# Input
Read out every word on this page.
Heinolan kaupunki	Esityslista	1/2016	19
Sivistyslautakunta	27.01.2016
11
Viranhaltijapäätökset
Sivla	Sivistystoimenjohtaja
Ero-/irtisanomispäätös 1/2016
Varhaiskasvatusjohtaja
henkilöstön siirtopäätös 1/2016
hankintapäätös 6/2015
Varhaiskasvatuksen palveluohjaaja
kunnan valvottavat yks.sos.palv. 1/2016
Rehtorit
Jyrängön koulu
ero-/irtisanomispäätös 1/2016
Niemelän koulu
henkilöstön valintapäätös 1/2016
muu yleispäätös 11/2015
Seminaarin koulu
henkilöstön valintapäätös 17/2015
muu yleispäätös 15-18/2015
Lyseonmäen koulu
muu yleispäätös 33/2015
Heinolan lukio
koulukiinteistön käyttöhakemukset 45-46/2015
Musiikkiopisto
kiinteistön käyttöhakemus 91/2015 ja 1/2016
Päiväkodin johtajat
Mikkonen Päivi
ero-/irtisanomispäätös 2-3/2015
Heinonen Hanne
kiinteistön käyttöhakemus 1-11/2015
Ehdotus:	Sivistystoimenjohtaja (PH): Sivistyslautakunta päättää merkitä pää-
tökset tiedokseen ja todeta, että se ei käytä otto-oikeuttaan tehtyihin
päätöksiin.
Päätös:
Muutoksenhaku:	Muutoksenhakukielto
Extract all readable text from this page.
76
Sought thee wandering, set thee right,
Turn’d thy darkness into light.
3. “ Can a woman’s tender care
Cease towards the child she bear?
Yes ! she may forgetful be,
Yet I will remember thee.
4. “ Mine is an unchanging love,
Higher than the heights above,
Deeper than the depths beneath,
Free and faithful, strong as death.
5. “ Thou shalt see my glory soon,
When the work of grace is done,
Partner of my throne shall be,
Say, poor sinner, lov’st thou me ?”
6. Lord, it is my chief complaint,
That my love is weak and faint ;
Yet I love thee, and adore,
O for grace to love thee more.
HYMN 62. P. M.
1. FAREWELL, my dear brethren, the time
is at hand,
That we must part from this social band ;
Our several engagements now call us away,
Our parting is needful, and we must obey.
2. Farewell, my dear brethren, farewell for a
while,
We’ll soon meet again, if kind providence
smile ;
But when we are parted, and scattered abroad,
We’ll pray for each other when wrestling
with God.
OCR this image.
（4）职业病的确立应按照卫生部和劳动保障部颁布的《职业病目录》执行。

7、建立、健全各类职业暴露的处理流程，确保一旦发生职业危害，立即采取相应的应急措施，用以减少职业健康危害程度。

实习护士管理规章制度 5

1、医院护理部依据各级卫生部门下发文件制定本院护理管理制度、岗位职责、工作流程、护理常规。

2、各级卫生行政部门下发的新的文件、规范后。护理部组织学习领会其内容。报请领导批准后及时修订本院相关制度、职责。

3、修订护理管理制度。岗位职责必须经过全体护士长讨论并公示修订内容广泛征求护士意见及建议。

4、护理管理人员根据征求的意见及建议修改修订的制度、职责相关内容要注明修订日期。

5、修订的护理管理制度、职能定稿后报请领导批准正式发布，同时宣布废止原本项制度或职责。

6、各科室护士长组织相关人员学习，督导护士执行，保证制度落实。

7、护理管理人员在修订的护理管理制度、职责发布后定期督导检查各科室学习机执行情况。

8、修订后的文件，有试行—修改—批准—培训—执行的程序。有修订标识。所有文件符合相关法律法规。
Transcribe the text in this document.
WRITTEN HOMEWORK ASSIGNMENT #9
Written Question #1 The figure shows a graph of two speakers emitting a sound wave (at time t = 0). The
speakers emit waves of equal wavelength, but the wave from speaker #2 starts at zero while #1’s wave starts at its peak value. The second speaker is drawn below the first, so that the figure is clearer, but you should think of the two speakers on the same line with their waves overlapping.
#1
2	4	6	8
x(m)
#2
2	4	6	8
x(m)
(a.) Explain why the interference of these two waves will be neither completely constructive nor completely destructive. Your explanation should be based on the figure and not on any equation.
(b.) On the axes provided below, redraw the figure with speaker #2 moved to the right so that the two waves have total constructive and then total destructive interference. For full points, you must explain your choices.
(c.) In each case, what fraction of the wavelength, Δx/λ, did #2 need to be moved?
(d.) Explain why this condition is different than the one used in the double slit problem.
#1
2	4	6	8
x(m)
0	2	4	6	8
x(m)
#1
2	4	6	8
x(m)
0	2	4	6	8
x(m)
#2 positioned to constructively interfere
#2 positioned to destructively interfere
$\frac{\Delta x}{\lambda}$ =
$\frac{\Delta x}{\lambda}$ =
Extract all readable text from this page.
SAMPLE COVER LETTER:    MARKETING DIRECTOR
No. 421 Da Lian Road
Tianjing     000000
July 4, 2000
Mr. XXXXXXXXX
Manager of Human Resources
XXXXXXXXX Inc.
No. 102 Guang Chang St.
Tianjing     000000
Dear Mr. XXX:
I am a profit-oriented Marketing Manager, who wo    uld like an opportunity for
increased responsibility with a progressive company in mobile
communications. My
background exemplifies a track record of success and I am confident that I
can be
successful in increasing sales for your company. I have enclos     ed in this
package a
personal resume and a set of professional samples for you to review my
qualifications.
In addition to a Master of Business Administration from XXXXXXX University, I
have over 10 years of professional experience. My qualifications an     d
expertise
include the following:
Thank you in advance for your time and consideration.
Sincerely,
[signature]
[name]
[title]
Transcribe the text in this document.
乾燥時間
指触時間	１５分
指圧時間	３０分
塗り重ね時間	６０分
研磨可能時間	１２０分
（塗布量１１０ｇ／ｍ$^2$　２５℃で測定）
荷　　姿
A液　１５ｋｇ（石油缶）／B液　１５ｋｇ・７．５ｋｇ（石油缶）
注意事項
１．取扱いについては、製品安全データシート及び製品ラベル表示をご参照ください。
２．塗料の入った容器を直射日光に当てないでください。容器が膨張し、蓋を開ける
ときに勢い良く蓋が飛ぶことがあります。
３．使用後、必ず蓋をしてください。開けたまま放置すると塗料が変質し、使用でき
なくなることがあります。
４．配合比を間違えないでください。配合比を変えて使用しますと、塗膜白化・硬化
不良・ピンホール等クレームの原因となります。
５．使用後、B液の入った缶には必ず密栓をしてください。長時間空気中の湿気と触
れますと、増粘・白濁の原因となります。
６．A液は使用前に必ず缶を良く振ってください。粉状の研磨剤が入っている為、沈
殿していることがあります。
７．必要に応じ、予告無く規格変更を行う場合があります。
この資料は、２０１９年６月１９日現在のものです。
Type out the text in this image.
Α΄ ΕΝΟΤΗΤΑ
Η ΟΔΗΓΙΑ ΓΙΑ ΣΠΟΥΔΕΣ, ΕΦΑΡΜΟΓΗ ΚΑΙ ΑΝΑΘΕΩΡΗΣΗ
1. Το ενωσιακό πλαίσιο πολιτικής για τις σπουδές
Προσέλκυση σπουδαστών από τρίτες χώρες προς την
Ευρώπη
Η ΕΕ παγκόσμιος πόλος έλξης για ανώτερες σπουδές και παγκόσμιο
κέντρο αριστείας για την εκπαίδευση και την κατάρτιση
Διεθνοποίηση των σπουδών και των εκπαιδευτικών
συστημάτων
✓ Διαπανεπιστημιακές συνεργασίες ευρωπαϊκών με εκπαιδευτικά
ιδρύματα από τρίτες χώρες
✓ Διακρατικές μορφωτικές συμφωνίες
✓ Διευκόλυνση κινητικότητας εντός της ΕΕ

# Given problem
The entries above should be repeated exactly, every one of them.

# Solution
Read out every word on this page.
Heinolan kaupunki	Esityslista	1/2016	19
Sivistyslautakunta	27.01.2016
11
Viranhaltijapäätökset
Sivla	Sivistystoimenjohtaja
Ero-/irtisanomispäätös 1/2016
Varhaiskasvatusjohtaja
henkilöstön siirtopäätös 1/2016
hankintapäätös 6/2015
Varhaiskasvatuksen palveluohjaaja
kunnan valvottavat yks.sos.palv. 1/2016
Rehtorit
Jyrängön koulu
ero-/irtisanomispäätös 1/2016
Niemelän koulu
henkilöstön valintapäätös 1/2016
muu yleispäätös 11/2015
Seminaarin koulu
henkilöstön valintapäätös 17/2015
muu yleispäätös 15-18/2015
Lyseonmäen koulu
muu yleispäätös 33/2015
Heinolan lukio
koulukiinteistön käyttöhakemukset 45-46/2015
Musiikkiopisto
kiinteistön käyttöhakemus 91/2015 ja 1/2016
Päiväkodin johtajat
Mikkonen Päivi
ero-/irtisanomispäätös 2-3/2015
Heinonen Hanne
kiinteistön käyttöhakemus 1-11/2015
Ehdotus:	Sivistystoimenjohtaja (PH): Sivistyslautakunta päättää merkitä pää-
tökset tiedokseen ja todeta, että se ei käytä otto-oikeuttaan tehtyihin
päätöksiin.
Päätös:
Muutoksenhaku:	Muutoksenhakukielto
Extract all readable text from this page.
76
Sought thee wandering, set thee right,
Turn’d thy darkness into light.
3. “ Can a woman’s tender care
Cease towards the child she bear?
Yes ! she may forgetful be,
Yet I will remember thee.
4. “ Mine is an unchanging love,
Higher than the heights above,
Deeper than the depths beneath,
Free and faithful, strong as death.
5. “ Thou shalt see my glory soon,
When the work of grace is done,
Partner of my throne shall be,
Say, poor sinner, lov’st thou me ?”
6. Lord, it is my chief complaint,
That my love is weak and faint ;
Yet I love thee, and adore,
O for grace to love thee more.
HYMN 62. P. M.
1. FAREWELL, my dear brethren, the time
is at hand,
That we must part from this social band ;
Our several engagements now call us away,
Our parting is needful, and we must obey.
2. Farewell, my dear brethren, farewell for a
while,
We’ll soon meet again, if kind providence
smile ;
But when we are parted, and scattered abroad,
We’ll pray for each other when wrestling
with God.
OCR this image.
（4）职业病的确立应按照卫生部和劳动保障部颁布的《职业病目录》执行。

7、建立、健全各类职业暴露的处理流程，确保一旦发生职业危害，立即采取相应的应急措施，用以减少职业健康危害程度。

实习护士管理规章制度 5

1、医院护理部依据各级卫生部门下发文件制定本院护理管理制度、岗位职责、工作流程、护理常规。

2、各级卫生行政部门下发的新的文件、规范后。护理部组织学习领会其内容。报请领导批准后及时修订本院相关制度、职责。

3、修订护理管理制度。岗位职责必须经过全体护士长讨论并公示修订内容广泛征求护士意见及建议。

4、护理管理人员根据征求的意见及建议修改修订的制度、职责相关内容要注明修订日期。

5、修订的护理管理制度、职能定稿后报请领导批准正式发布，同时宣布废止原本项制度或职责。

6、各科室护士长组织相关人员学习，督导护士执行，保证制度落实。

7、护理管理人员在修订的护理管理制度、职责发布后定期督导检查各科室学习机执行情况。

8、修订后的文件，有试行—修改—批准—培训—执行的程序。有修订标识。所有文件符合相关法律法规。
Transcribe the text in this document.
WRITTEN HOMEWORK ASSIGNMENT #9
Written Question #1 The figure shows a graph of two speakers emitting a sound wave (at time t = 0). The
speakers emit waves of equal wavelength, but the wave from speaker #2 starts at zero while #1’s wave starts at its peak value. The second speaker is drawn below the first, so that the figure is clearer, but you should think of the two speakers on the same line with their waves overlapping.
#1
2	4	6	8
x(m)
#2
2	4	6	8
x(m)
(a.) Explain why the interference of these two waves will be neither completely constructive nor completely destructive. Your explanation should be based on the figure and not on any equation.
(b.) On the axes provided below, redraw the figure with speaker #2 moved to the right so that the two waves have total constructive and then total destructive interference. For full points, you must explain your choices.
(c.) In each case, what fraction of the wavelength, Δx/λ, did #2 need to be moved?
(d.) Explain why this condition is different than the one used in the double slit problem.
#1
2	4	6	8
x(m)
0	2	4	6	8
x(m)
#1
2	4	6	8
x(m)
0	2	4	6	8
x(m)
#2 positioned to constructively interfere
#2 positioned to destructively interfere
$\frac{\Delta x}{\lambda}$ =
$\frac{\Delta x}{\lambda}$ =
Extract all readable text from this page.
SAMPLE COVER LETTER:    MARKETING DIRECTOR
No. 421 Da Lian Road
Tianjing     000000
July 4, 2000
Mr. XXXXXXXXX
Manager of Human Resources
XXXXXXXXX Inc.
No. 102 Guang Chang St.
Tianjing     000000
Dear Mr. XXX:
I am a profit-oriented Marketing Manager, who wo    uld like an opportunity for
increased responsibility with a progressive company in mobile
communications. My
background exemplifies a track record of success and I am confident that I
can be
successful in increasing sales for your company. I have enclos     ed in this
package a
personal resume and a set of professional samples for you to review my
qualifications.
In addition to a Master of Business Administration from XXXXXXX University, I
have over 10 years of professional experience. My qualifications an     d
expertise
include the following:
Thank you in advance for your time and consideration.
Sincerely,
[signature]
[name]
[title]
Transcribe the text in this document.
乾燥時間
指触時間	１５分
指圧時間	３０分
塗り重ね時間	６０分
研磨可能時間	１２０分
（塗布量１１０ｇ／ｍ$^2$　２５℃で測定）
荷　　姿
A液　１５ｋｇ（石油缶）／B液　１５ｋｇ・７．５ｋｇ（石油缶）
注意事項
１．取扱いについては、製品安全データシート及び製品ラベル表示をご参照ください。
２．塗料の入った容器を直射日光に当てないでください。容器が膨張し、蓋を開ける
ときに勢い良く蓋が飛ぶことがあります。
３．使用後、必ず蓋をしてください。開けたまま放置すると塗料が変質し、使用でき
なくなることがあります。
４．配合比を間違えないでください。配合比を変えて使用しますと、塗膜白化・硬化
不良・ピンホール等クレームの原因となります。
５．使用後、B液の入った缶には必ず密栓をしてください。長時間空気中の湿気と触
れますと、増粘・白濁の原因となります。
６．A液は使用前に必ず缶を良く振ってください。粉状の研磨剤が入っている為、沈
殿していることがあります。
７．必要に応じ、予告無く規格変更を行う場合があります。
この資料は、２０１９年６月１９日現在のものです。
Type out the text in this image.
Α΄ ΕΝΟΤΗΤΑ
Η ΟΔΗΓΙΑ ΓΙΑ ΣΠΟΥΔΕΣ, ΕΦΑΡΜΟΓΗ ΚΑΙ ΑΝΑΘΕΩΡΗΣΗ
1. Το ενωσιακό πλαίσιο πολιτικής για τις σπουδές
Προσέλκυση σπουδαστών από τρίτες χώρες προς την
Ευρώπη
Η ΕΕ παγκόσμιος πόλος έλξης για ανώτερες σπουδές και παγκόσμιο
κέντρο αριστείας για την εκπαίδευση και την κατάρτιση
Διεθνοποίηση των σπουδών και των εκπαιδευτικών
συστημάτων
✓ Διαπανεπιστημιακές συνεργασίες ευρωπαϊκών με εκπαιδευτικά
ιδρύματα από τρίτες χώρες
✓ Διακρατικές μορφωτικές συμφωνίες
✓ Διευκόλυνση κινητικότητας εντός της ΕΕ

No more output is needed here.